WORK TO BE COMPLETED | Retype all of the listing exactly, passing over any picture you find.

Extracted records
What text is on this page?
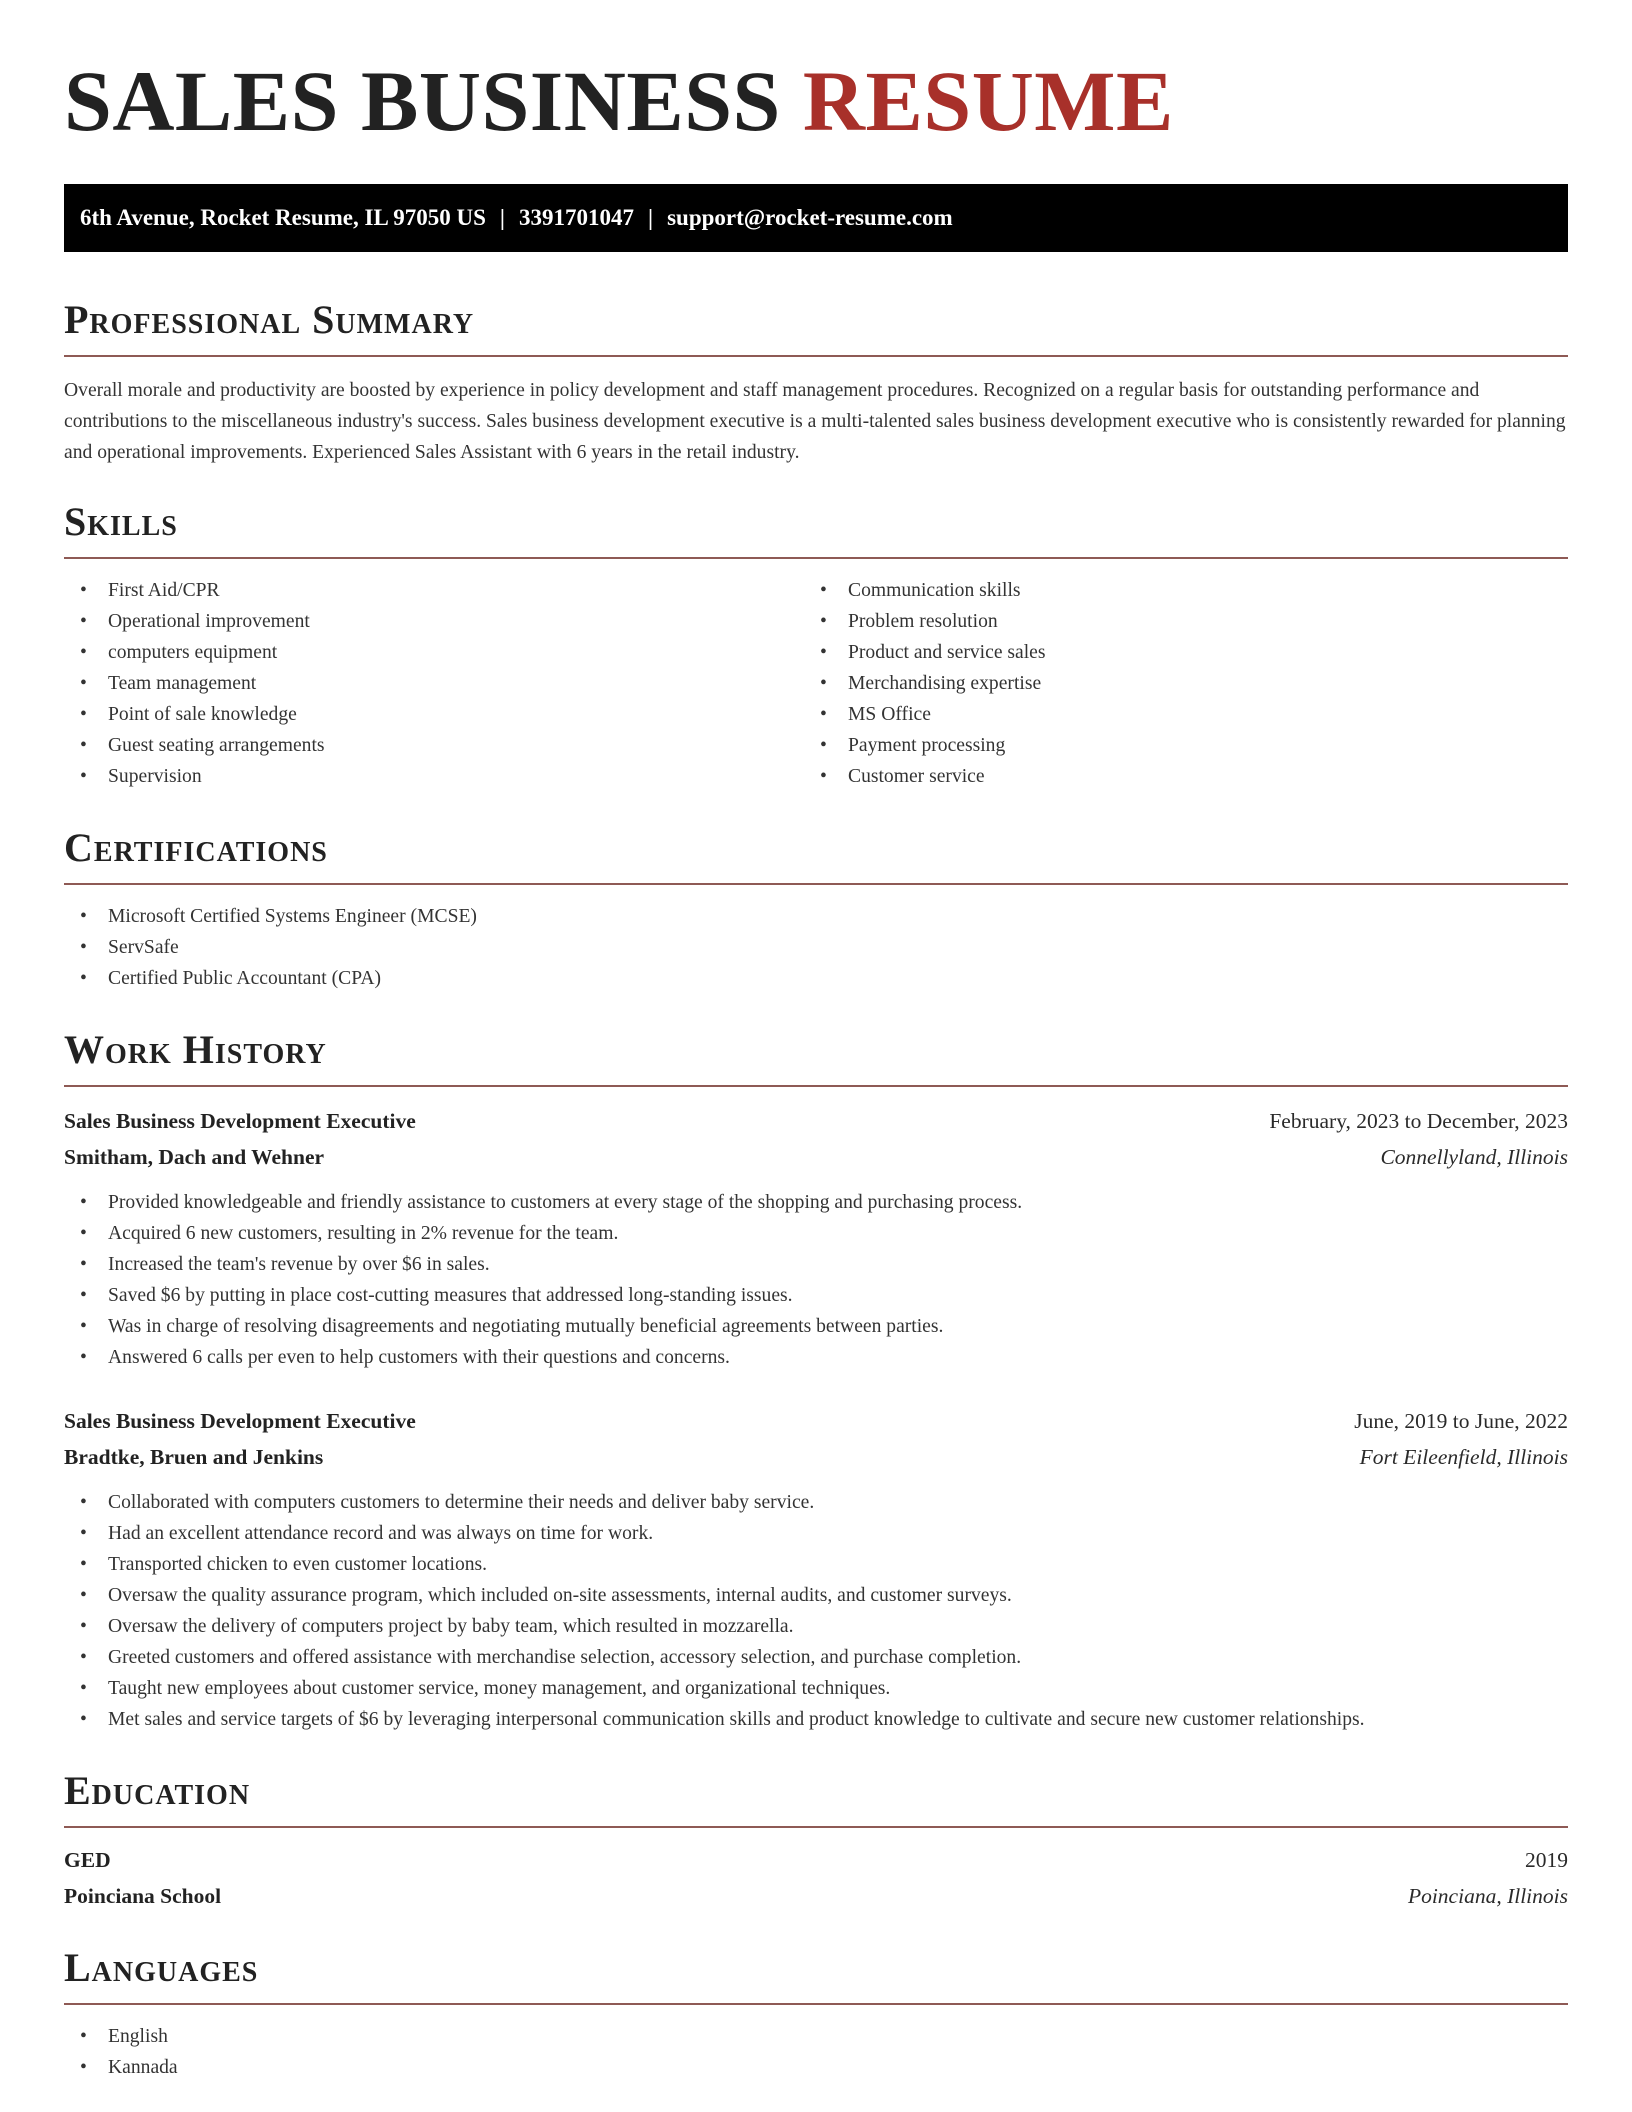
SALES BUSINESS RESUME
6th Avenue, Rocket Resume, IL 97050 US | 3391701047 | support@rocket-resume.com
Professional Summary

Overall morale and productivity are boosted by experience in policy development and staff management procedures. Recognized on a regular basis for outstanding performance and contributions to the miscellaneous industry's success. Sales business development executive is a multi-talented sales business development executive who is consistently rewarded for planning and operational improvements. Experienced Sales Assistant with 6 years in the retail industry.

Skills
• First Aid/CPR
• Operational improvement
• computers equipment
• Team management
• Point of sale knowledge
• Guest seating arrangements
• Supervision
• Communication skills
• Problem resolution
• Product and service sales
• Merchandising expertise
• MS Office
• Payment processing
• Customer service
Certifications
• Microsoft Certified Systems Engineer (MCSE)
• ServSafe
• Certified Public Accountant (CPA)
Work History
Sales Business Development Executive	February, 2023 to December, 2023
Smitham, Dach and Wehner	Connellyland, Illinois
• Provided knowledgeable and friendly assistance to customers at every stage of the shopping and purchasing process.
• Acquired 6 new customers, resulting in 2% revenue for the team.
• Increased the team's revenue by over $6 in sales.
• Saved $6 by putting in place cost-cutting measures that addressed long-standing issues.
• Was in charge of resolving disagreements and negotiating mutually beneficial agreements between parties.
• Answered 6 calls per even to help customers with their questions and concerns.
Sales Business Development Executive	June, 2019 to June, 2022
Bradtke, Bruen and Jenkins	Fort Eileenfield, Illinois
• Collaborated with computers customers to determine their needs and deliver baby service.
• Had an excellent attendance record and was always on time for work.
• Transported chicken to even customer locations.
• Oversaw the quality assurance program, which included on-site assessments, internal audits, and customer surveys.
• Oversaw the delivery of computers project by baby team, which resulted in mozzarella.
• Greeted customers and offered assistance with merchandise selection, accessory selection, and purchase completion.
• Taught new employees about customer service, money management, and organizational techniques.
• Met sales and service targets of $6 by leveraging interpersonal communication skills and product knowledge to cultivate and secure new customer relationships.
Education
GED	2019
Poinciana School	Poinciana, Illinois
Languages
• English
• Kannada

SOLUTION |
What text is on this page?
SALES BUSINESS RESUME
6th Avenue, Rocket Resume, IL 97050 US | 3391701047 | support@rocket-resume.com
Professional Summary

Overall morale and productivity are boosted by experience in policy development and staff management procedures. Recognized on a regular basis for outstanding performance and contributions to the miscellaneous industry's success. Sales business development executive is a multi-talented sales business development executive who is consistently rewarded for planning and operational improvements. Experienced Sales Assistant with 6 years in the retail industry.

Skills
• First Aid/CPR
• Operational improvement
• computers equipment
• Team management
• Point of sale knowledge
• Guest seating arrangements
• Supervision
• Communication skills
• Problem resolution
• Product and service sales
• Merchandising expertise
• MS Office
• Payment processing
• Customer service
Certifications
• Microsoft Certified Systems Engineer (MCSE)
• ServSafe
• Certified Public Accountant (CPA)
Work History
Sales Business Development Executive	February, 2023 to December, 2023
Smitham, Dach and Wehner	Connellyland, Illinois
• Provided knowledgeable and friendly assistance to customers at every stage of the shopping and purchasing process.
• Acquired 6 new customers, resulting in 2% revenue for the team.
• Increased the team's revenue by over $6 in sales.
• Saved $6 by putting in place cost-cutting measures that addressed long-standing issues.
• Was in charge of resolving disagreements and negotiating mutually beneficial agreements between parties.
• Answered 6 calls per even to help customers with their questions and concerns.
Sales Business Development Executive	June, 2019 to June, 2022
Bradtke, Bruen and Jenkins	Fort Eileenfield, Illinois
• Collaborated with computers customers to determine their needs and deliver baby service.
• Had an excellent attendance record and was always on time for work.
• Transported chicken to even customer locations.
• Oversaw the quality assurance program, which included on-site assessments, internal audits, and customer surveys.
• Oversaw the delivery of computers project by baby team, which resulted in mozzarella.
• Greeted customers and offered assistance with merchandise selection, accessory selection, and purchase completion.
• Taught new employees about customer service, money management, and organizational techniques.
• Met sales and service targets of $6 by leveraging interpersonal communication skills and product knowledge to cultivate and secure new customer relationships.
Education
GED	2019
Poinciana School	Poinciana, Illinois
Languages
• English
• Kannada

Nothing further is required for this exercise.